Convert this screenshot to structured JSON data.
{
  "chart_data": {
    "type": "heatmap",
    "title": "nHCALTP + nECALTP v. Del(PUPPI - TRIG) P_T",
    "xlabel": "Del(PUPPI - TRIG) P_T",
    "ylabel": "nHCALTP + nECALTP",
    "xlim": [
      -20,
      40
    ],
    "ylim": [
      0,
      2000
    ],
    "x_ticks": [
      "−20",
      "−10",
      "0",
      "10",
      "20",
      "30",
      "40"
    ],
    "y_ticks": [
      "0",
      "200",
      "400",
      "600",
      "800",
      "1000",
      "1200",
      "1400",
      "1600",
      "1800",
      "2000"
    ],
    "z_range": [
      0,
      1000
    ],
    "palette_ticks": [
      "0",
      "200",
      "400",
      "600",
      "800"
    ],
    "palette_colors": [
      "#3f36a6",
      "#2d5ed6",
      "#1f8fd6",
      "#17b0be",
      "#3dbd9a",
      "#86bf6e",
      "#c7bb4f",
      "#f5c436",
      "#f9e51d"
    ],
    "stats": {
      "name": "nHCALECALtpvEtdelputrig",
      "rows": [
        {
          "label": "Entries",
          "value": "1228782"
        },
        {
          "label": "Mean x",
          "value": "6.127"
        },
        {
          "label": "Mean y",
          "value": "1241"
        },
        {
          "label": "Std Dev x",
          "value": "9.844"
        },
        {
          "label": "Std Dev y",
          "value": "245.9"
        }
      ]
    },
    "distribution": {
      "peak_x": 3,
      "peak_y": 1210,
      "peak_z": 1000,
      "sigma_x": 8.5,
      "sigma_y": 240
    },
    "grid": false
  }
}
....
• Given request:
From the records above, extract every entry verbatim.

• Worked solution:
Convert this screenshot to structured JSON data.
{
  "chart_data": {
    "type": "heatmap",
    "title": "nHCALTP + nECALTP v. Del(PUPPI - TRIG) P_T",
    "xlabel": "Del(PUPPI - TRIG) P_T",
    "ylabel": "nHCALTP + nECALTP",
    "xlim": [
      -20,
      40
    ],
    "ylim": [
      0,
      2000
    ],
    "x_ticks": [
      "−20",
      "−10",
      "0",
      "10",
      "20",
      "30",
      "40"
    ],
    "y_ticks": [
      "0",
      "200",
      "400",
      "600",
      "800",
      "1000",
      "1200",
      "1400",
      "1600",
      "1800",
      "2000"
    ],
    "z_range": [
      0,
      1000
    ],
    "palette_ticks": [
      "0",
      "200",
      "400",
      "600",
      "800"
    ],
    "palette_colors": [
      "#3f36a6",
      "#2d5ed6",
      "#1f8fd6",
      "#17b0be",
      "#3dbd9a",
      "#86bf6e",
      "#c7bb4f",
      "#f5c436",
      "#f9e51d"
    ],
    "stats": {
      "name": "nHCALECALtpvEtdelputrig",
      "rows": [
        {
          "label": "Entries",
          "value": "1228782"
        },
        {
          "label": "Mean x",
          "value": "6.127"
        },
        {
          "label": "Mean y",
          "value": "1241"
        },
        {
          "label": "Std Dev x",
          "value": "9.844"
        },
        {
          "label": "Std Dev y",
          "value": "245.9"
        }
      ]
    },
    "distribution": {
      "peak_x": 3,
      "peak_y": 1210,
      "peak_z": 1000,
      "sigma_x": 8.5,
      "sigma_y": 240
    },
    "grid": false
  }
}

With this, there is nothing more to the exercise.